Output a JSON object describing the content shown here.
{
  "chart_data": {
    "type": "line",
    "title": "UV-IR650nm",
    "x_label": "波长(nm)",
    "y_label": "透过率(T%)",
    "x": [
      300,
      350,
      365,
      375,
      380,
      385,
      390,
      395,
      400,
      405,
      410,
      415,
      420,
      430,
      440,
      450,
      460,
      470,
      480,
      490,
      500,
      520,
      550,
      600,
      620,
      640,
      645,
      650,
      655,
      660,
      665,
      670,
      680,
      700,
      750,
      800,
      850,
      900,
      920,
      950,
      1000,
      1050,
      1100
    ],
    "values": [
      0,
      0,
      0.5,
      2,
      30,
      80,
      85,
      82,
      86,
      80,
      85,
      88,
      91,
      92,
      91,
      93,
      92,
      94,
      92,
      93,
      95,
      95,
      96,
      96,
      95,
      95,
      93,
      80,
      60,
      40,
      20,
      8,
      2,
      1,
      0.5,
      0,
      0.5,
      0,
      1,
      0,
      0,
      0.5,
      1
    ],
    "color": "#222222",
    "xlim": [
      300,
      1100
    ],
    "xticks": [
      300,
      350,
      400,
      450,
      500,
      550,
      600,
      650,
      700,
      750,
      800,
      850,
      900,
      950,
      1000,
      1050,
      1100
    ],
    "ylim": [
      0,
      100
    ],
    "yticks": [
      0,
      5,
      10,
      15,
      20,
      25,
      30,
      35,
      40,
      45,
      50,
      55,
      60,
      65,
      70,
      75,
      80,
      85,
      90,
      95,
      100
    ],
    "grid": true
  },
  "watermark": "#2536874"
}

- - - - - - -

_Task description_: Write the data back out verbatim.

_Answer to this exercise_:
Output a JSON object describing the content shown here.
{
  "chart_data": {
    "type": "line",
    "title": "UV-IR650nm",
    "x_label": "波长(nm)",
    "y_label": "透过率(T%)",
    "x": [
      300,
      350,
      365,
      375,
      380,
      385,
      390,
      395,
      400,
      405,
      410,
      415,
      420,
      430,
      440,
      450,
      460,
      470,
      480,
      490,
      500,
      520,
      550,
      600,
      620,
      640,
      645,
      650,
      655,
      660,
      665,
      670,
      680,
      700,
      750,
      800,
      850,
      900,
      920,
      950,
      1000,
      1050,
      1100
    ],
    "values": [
      0,
      0,
      0.5,
      2,
      30,
      80,
      85,
      82,
      86,
      80,
      85,
      88,
      91,
      92,
      91,
      93,
      92,
      94,
      92,
      93,
      95,
      95,
      96,
      96,
      95,
      95,
      93,
      80,
      60,
      40,
      20,
      8,
      2,
      1,
      0.5,
      0,
      0.5,
      0,
      1,
      0,
      0,
      0.5,
      1
    ],
    "color": "#222222",
    "xlim": [
      300,
      1100
    ],
    "xticks": [
      300,
      350,
      400,
      450,
      500,
      550,
      600,
      650,
      700,
      750,
      800,
      850,
      900,
      950,
      1000,
      1050,
      1100
    ],
    "ylim": [
      0,
      100
    ],
    "yticks": [
      0,
      5,
      10,
      15,
      20,
      25,
      30,
      35,
      40,
      45,
      50,
      55,
      60,
      65,
      70,
      75,
      80,
      85,
      90,
      95,
      100
    ],
    "grid": true
  },
  "watermark": "#2536874"
}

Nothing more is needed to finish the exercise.